Records that describe figures –
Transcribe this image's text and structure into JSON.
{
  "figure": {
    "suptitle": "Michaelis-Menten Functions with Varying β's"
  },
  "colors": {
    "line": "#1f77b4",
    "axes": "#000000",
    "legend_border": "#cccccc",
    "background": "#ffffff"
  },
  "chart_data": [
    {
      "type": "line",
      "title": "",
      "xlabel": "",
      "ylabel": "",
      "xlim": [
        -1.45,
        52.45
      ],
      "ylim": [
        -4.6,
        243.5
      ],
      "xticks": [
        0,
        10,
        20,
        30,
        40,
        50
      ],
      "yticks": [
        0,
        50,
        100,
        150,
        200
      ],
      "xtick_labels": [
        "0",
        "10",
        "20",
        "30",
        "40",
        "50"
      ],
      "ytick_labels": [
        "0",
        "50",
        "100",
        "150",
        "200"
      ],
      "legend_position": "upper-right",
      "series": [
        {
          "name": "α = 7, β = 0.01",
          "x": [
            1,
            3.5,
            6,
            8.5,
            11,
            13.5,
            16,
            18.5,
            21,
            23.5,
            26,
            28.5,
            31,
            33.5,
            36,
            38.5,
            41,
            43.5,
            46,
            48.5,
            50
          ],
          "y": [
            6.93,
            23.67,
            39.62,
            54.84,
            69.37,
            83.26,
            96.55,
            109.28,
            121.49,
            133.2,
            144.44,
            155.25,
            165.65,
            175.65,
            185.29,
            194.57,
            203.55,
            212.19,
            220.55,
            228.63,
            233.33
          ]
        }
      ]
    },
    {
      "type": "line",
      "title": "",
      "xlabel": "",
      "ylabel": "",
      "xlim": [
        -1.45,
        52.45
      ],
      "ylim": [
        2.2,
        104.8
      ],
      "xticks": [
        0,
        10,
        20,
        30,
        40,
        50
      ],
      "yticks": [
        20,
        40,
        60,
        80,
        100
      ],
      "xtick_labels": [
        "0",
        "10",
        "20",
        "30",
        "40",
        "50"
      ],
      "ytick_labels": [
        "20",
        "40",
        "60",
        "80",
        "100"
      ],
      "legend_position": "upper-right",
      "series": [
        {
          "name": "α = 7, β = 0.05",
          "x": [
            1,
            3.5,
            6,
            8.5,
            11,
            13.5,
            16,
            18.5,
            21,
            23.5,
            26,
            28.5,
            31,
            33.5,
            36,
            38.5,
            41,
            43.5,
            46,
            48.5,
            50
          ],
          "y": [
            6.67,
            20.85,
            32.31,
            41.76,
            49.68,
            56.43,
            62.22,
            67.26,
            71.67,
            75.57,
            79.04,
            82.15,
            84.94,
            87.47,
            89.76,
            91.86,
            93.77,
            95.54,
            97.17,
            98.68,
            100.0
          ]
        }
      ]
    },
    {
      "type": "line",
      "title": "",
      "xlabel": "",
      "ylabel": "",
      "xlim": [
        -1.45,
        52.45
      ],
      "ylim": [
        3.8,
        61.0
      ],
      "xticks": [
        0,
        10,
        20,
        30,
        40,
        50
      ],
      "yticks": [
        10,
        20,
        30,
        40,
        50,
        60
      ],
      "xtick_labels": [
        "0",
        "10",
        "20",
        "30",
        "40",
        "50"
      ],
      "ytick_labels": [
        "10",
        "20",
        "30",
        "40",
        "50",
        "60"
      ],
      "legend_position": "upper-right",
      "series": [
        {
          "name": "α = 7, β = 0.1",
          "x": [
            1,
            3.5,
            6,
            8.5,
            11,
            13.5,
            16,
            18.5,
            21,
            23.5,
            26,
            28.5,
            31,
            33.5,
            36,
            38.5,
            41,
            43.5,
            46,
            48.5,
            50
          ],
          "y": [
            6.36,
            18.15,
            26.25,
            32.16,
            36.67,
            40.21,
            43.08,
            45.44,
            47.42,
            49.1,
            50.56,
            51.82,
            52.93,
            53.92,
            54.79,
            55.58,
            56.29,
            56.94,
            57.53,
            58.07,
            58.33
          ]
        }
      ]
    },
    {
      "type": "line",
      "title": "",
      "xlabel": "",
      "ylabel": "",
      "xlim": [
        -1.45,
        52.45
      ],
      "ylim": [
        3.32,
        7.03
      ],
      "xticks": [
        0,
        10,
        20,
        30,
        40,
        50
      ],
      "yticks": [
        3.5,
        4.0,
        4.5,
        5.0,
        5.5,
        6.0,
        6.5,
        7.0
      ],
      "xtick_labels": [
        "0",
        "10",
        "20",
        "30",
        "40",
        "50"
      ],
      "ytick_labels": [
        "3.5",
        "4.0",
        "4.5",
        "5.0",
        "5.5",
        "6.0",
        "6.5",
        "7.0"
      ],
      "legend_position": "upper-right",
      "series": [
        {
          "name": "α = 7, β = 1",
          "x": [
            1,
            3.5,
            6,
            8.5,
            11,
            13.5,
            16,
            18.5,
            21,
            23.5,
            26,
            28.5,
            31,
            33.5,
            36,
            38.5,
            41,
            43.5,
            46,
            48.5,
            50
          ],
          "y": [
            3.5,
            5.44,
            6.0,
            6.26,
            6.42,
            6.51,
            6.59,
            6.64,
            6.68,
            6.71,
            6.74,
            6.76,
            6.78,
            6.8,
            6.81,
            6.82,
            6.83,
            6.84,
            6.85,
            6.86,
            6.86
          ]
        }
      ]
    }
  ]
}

EXERCISE – Would you write down every record again, exactly?

SOLUTION FOR THIS PROBLEM –
Transcribe this image's text and structure into JSON.
{
  "figure": {
    "suptitle": "Michaelis-Menten Functions with Varying β's"
  },
  "colors": {
    "line": "#1f77b4",
    "axes": "#000000",
    "legend_border": "#cccccc",
    "background": "#ffffff"
  },
  "chart_data": [
    {
      "type": "line",
      "title": "",
      "xlabel": "",
      "ylabel": "",
      "xlim": [
        -1.45,
        52.45
      ],
      "ylim": [
        -4.6,
        243.5
      ],
      "xticks": [
        0,
        10,
        20,
        30,
        40,
        50
      ],
      "yticks": [
        0,
        50,
        100,
        150,
        200
      ],
      "xtick_labels": [
        "0",
        "10",
        "20",
        "30",
        "40",
        "50"
      ],
      "ytick_labels": [
        "0",
        "50",
        "100",
        "150",
        "200"
      ],
      "legend_position": "upper-right",
      "series": [
        {
          "name": "α = 7, β = 0.01",
          "x": [
            1,
            3.5,
            6,
            8.5,
            11,
            13.5,
            16,
            18.5,
            21,
            23.5,
            26,
            28.5,
            31,
            33.5,
            36,
            38.5,
            41,
            43.5,
            46,
            48.5,
            50
          ],
          "y": [
            6.93,
            23.67,
            39.62,
            54.84,
            69.37,
            83.26,
            96.55,
            109.28,
            121.49,
            133.2,
            144.44,
            155.25,
            165.65,
            175.65,
            185.29,
            194.57,
            203.55,
            212.19,
            220.55,
            228.63,
            233.33
          ]
        }
      ]
    },
    {
      "type": "line",
      "title": "",
      "xlabel": "",
      "ylabel": "",
      "xlim": [
        -1.45,
        52.45
      ],
      "ylim": [
        2.2,
        104.8
      ],
      "xticks": [
        0,
        10,
        20,
        30,
        40,
        50
      ],
      "yticks": [
        20,
        40,
        60,
        80,
        100
      ],
      "xtick_labels": [
        "0",
        "10",
        "20",
        "30",
        "40",
        "50"
      ],
      "ytick_labels": [
        "20",
        "40",
        "60",
        "80",
        "100"
      ],
      "legend_position": "upper-right",
      "series": [
        {
          "name": "α = 7, β = 0.05",
          "x": [
            1,
            3.5,
            6,
            8.5,
            11,
            13.5,
            16,
            18.5,
            21,
            23.5,
            26,
            28.5,
            31,
            33.5,
            36,
            38.5,
            41,
            43.5,
            46,
            48.5,
            50
          ],
          "y": [
            6.67,
            20.85,
            32.31,
            41.76,
            49.68,
            56.43,
            62.22,
            67.26,
            71.67,
            75.57,
            79.04,
            82.15,
            84.94,
            87.47,
            89.76,
            91.86,
            93.77,
            95.54,
            97.17,
            98.68,
            100.0
          ]
        }
      ]
    },
    {
      "type": "line",
      "title": "",
      "xlabel": "",
      "ylabel": "",
      "xlim": [
        -1.45,
        52.45
      ],
      "ylim": [
        3.8,
        61.0
      ],
      "xticks": [
        0,
        10,
        20,
        30,
        40,
        50
      ],
      "yticks": [
        10,
        20,
        30,
        40,
        50,
        60
      ],
      "xtick_labels": [
        "0",
        "10",
        "20",
        "30",
        "40",
        "50"
      ],
      "ytick_labels": [
        "10",
        "20",
        "30",
        "40",
        "50",
        "60"
      ],
      "legend_position": "upper-right",
      "series": [
        {
          "name": "α = 7, β = 0.1",
          "x": [
            1,
            3.5,
            6,
            8.5,
            11,
            13.5,
            16,
            18.5,
            21,
            23.5,
            26,
            28.5,
            31,
            33.5,
            36,
            38.5,
            41,
            43.5,
            46,
            48.5,
            50
          ],
          "y": [
            6.36,
            18.15,
            26.25,
            32.16,
            36.67,
            40.21,
            43.08,
            45.44,
            47.42,
            49.1,
            50.56,
            51.82,
            52.93,
            53.92,
            54.79,
            55.58,
            56.29,
            56.94,
            57.53,
            58.07,
            58.33
          ]
        }
      ]
    },
    {
      "type": "line",
      "title": "",
      "xlabel": "",
      "ylabel": "",
      "xlim": [
        -1.45,
        52.45
      ],
      "ylim": [
        3.32,
        7.03
      ],
      "xticks": [
        0,
        10,
        20,
        30,
        40,
        50
      ],
      "yticks": [
        3.5,
        4.0,
        4.5,
        5.0,
        5.5,
        6.0,
        6.5,
        7.0
      ],
      "xtick_labels": [
        "0",
        "10",
        "20",
        "30",
        "40",
        "50"
      ],
      "ytick_labels": [
        "3.5",
        "4.0",
        "4.5",
        "5.0",
        "5.5",
        "6.0",
        "6.5",
        "7.0"
      ],
      "legend_position": "upper-right",
      "series": [
        {
          "name": "α = 7, β = 1",
          "x": [
            1,
            3.5,
            6,
            8.5,
            11,
            13.5,
            16,
            18.5,
            21,
            23.5,
            26,
            28.5,
            31,
            33.5,
            36,
            38.5,
            41,
            43.5,
            46,
            48.5,
            50
          ],
          "y": [
            3.5,
            5.44,
            6.0,
            6.26,
            6.42,
            6.51,
            6.59,
            6.64,
            6.68,
            6.71,
            6.74,
            6.76,
            6.78,
            6.8,
            6.81,
            6.82,
            6.83,
            6.84,
            6.85,
            6.86,
            6.86
          ]
        }
      ]
    }
  ]
}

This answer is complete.